### Requirements
Find every line with the word "marker". Copy those lines.

### Source material
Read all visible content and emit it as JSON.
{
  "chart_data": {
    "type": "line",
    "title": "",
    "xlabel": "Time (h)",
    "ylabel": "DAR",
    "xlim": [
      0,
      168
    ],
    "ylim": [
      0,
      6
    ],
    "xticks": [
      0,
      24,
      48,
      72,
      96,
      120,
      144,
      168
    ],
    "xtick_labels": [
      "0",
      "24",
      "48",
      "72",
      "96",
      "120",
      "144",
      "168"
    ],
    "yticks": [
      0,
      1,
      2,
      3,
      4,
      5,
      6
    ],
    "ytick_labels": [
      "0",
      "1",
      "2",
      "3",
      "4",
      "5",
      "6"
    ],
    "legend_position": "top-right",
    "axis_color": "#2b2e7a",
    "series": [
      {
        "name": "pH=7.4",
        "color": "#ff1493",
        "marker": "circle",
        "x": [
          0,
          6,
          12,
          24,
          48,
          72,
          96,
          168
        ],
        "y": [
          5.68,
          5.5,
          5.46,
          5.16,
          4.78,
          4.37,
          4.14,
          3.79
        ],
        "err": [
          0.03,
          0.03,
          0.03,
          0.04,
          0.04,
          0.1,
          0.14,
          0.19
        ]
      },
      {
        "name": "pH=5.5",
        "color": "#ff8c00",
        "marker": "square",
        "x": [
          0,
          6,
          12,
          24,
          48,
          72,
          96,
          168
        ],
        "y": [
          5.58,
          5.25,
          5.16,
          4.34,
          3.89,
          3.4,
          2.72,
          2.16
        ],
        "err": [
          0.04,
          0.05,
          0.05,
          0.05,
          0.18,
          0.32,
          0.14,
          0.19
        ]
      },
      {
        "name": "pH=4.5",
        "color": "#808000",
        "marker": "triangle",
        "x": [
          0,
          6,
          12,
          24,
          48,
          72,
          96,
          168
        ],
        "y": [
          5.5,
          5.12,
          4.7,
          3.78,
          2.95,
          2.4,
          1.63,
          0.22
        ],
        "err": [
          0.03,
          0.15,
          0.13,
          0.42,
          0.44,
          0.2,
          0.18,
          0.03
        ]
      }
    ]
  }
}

### Exercise response
        "marker": "circle",
        "marker": "square",
        "marker": "triangle",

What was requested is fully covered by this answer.